▶ **WHAT TO PRODUCE**: What you return must be the lines of the data that hold the word "Number".

Interface dataset entries:
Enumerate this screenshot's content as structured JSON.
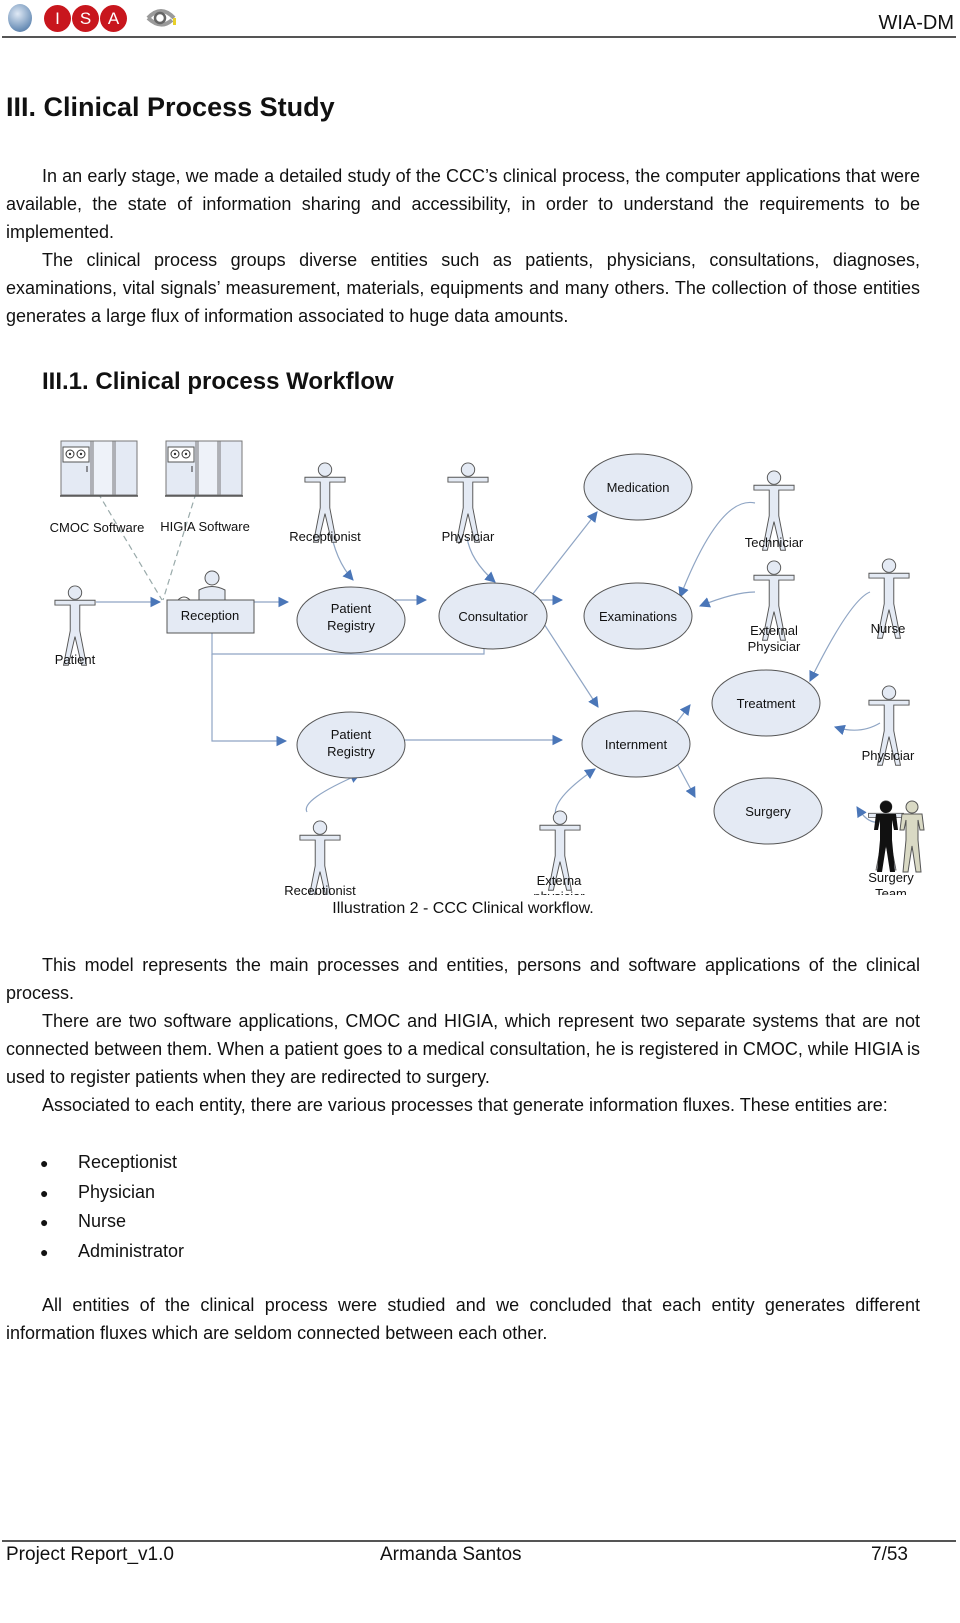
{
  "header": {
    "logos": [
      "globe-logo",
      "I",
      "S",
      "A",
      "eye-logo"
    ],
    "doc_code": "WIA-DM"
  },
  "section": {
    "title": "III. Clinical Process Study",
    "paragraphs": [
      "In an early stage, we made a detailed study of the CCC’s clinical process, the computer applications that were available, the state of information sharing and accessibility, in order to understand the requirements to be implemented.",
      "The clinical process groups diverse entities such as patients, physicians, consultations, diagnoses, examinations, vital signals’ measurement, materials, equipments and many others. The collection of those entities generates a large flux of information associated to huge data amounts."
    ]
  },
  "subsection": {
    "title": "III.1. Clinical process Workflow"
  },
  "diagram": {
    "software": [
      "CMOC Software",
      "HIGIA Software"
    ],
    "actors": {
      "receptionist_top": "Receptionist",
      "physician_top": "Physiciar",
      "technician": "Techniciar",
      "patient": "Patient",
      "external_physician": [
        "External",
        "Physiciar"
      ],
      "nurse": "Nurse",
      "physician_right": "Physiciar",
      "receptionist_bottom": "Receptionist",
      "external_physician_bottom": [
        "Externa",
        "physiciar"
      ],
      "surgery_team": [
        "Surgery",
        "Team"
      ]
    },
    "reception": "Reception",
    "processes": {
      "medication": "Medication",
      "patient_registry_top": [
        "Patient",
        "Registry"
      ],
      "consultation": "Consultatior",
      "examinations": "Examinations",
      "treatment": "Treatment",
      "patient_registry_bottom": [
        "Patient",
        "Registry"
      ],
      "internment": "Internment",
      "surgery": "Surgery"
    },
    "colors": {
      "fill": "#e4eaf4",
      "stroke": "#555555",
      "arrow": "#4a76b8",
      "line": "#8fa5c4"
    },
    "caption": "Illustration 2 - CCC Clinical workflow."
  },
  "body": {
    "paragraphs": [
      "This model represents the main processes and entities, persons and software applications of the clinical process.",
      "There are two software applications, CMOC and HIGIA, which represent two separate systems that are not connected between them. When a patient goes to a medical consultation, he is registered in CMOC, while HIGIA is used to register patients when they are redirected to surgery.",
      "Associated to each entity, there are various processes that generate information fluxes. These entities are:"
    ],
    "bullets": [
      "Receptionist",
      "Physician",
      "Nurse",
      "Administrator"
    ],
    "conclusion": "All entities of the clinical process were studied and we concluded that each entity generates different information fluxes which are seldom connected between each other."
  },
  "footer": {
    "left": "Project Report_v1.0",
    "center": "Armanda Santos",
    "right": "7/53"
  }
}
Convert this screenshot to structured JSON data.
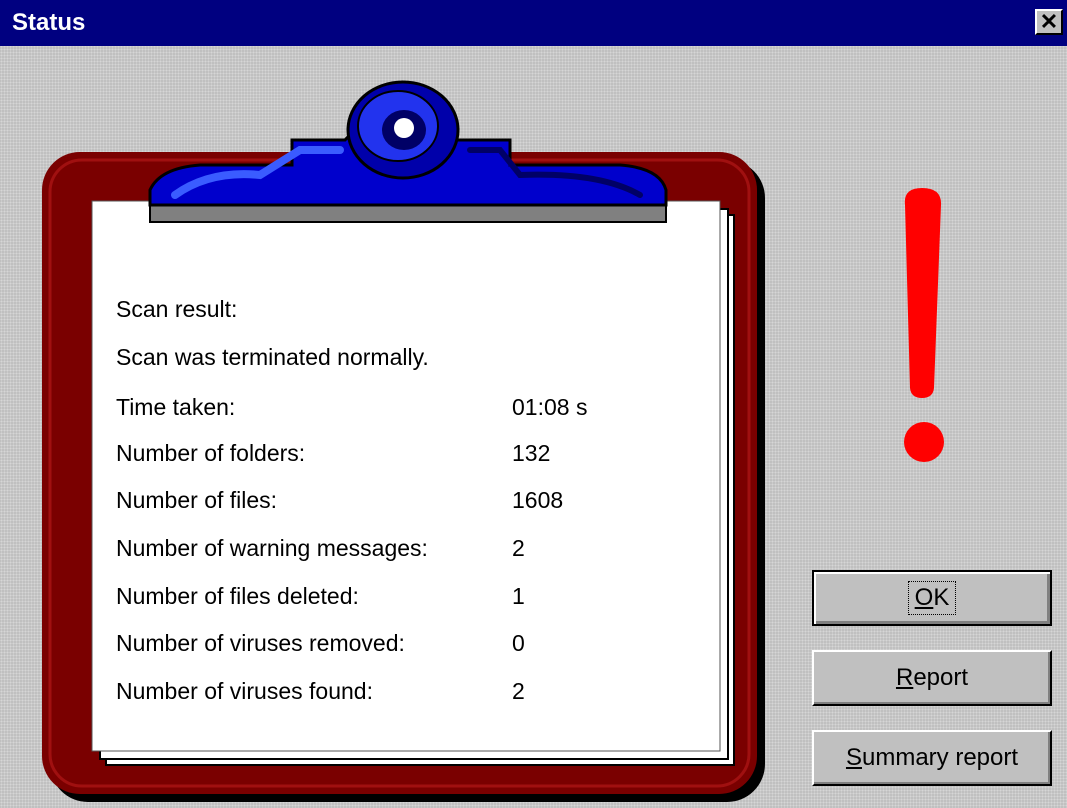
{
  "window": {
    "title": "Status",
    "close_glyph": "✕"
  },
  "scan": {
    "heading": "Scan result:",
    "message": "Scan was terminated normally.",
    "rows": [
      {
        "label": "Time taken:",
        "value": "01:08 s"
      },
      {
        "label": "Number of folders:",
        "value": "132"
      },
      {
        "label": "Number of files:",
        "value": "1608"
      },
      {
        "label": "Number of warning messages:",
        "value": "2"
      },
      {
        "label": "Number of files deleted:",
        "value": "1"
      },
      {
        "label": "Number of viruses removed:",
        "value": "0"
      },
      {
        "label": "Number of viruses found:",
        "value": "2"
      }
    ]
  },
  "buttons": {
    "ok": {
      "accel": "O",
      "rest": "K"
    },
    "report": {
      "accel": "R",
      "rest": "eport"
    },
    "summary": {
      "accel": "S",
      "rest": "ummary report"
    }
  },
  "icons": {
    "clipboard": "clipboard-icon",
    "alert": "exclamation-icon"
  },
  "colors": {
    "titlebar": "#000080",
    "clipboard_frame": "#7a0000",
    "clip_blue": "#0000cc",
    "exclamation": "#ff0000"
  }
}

▶ **REPLY**:
        "label": "Number of folders:",
        "label": "Number of files:",
        "label": "Number of warning messages:",
        "label": "Number of files deleted:",
        "label": "Number of viruses removed:",
        "label": "Number of viruses found:",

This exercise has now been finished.